--- START OF EXERCISE DATA ---

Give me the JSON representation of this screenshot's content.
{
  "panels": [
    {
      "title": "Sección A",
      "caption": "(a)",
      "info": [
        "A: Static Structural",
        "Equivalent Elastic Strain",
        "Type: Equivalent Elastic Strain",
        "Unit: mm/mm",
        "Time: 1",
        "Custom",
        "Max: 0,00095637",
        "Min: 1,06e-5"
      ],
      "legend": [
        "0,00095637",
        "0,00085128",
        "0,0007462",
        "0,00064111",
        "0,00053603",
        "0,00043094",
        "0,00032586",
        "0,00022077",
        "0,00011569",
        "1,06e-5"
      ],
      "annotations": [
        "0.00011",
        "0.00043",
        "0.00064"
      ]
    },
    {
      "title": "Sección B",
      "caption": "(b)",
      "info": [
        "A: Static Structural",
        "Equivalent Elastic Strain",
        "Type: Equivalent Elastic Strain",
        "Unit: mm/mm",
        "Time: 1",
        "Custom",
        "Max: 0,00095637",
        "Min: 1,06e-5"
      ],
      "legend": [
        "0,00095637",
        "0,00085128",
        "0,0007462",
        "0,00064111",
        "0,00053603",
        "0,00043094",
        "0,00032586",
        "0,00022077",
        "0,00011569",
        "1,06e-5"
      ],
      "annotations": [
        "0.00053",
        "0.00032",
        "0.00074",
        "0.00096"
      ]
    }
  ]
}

--- END OF EXERCISE DATA ---

Write an exact transcription of every entry above.

Give me the JSON representation of this screenshot's content.
{
  "panels": [
    {
      "title": "Sección A",
      "caption": "(a)",
      "info": [
        "A: Static Structural",
        "Equivalent Elastic Strain",
        "Type: Equivalent Elastic Strain",
        "Unit: mm/mm",
        "Time: 1",
        "Custom",
        "Max: 0,00095637",
        "Min: 1,06e-5"
      ],
      "legend": [
        "0,00095637",
        "0,00085128",
        "0,0007462",
        "0,00064111",
        "0,00053603",
        "0,00043094",
        "0,00032586",
        "0,00022077",
        "0,00011569",
        "1,06e-5"
      ],
      "annotations": [
        "0.00011",
        "0.00043",
        "0.00064"
      ]
    },
    {
      "title": "Sección B",
      "caption": "(b)",
      "info": [
        "A: Static Structural",
        "Equivalent Elastic Strain",
        "Type: Equivalent Elastic Strain",
        "Unit: mm/mm",
        "Time: 1",
        "Custom",
        "Max: 0,00095637",
        "Min: 1,06e-5"
      ],
      "legend": [
        "0,00095637",
        "0,00085128",
        "0,0007462",
        "0,00064111",
        "0,00053603",
        "0,00043094",
        "0,00032586",
        "0,00022077",
        "0,00011569",
        "1,06e-5"
      ],
      "annotations": [
        "0.00053",
        "0.00032",
        "0.00074",
        "0.00096"
      ]
    }
  ]
}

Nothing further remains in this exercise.